> Exercise directions
Every entry below should be printed exactly, without its images.

> Records excerpted from a collection

※ ※ ※

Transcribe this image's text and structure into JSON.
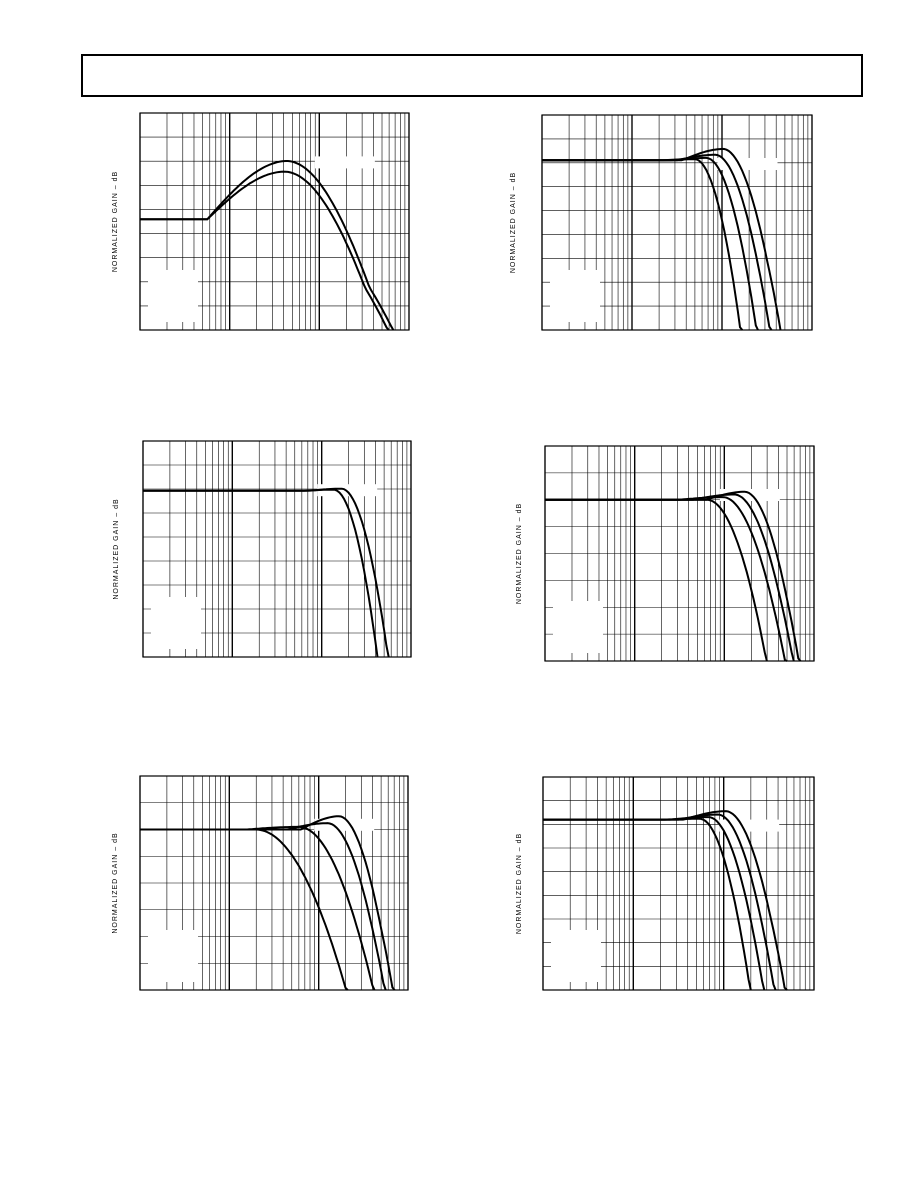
{
  "charts": [
    {
      "y_label": "NORMALIZED GAIN – dB"
    },
    {
      "y_label": "NORMALIZED GAIN – dB"
    },
    {
      "y_label": "NORMALIZED GAIN – dB"
    },
    {
      "y_label": "NORMALIZED GAIN – dB"
    },
    {
      "y_label": "NORMALIZED GAIN – dB"
    },
    {
      "y_label": "NORMALIZED GAIN – dB"
    }
  ]
}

※ ※ ※

> Output for this exercise
Transcribe this image's text and structure into JSON.
{
  "charts": [
    {
      "y_label": "NORMALIZED GAIN – dB"
    },
    {
      "y_label": "NORMALIZED GAIN – dB"
    },
    {
      "y_label": "NORMALIZED GAIN – dB"
    },
    {
      "y_label": "NORMALIZED GAIN – dB"
    },
    {
      "y_label": "NORMALIZED GAIN – dB"
    },
    {
      "y_label": "NORMALIZED GAIN – dB"
    }
  ]
}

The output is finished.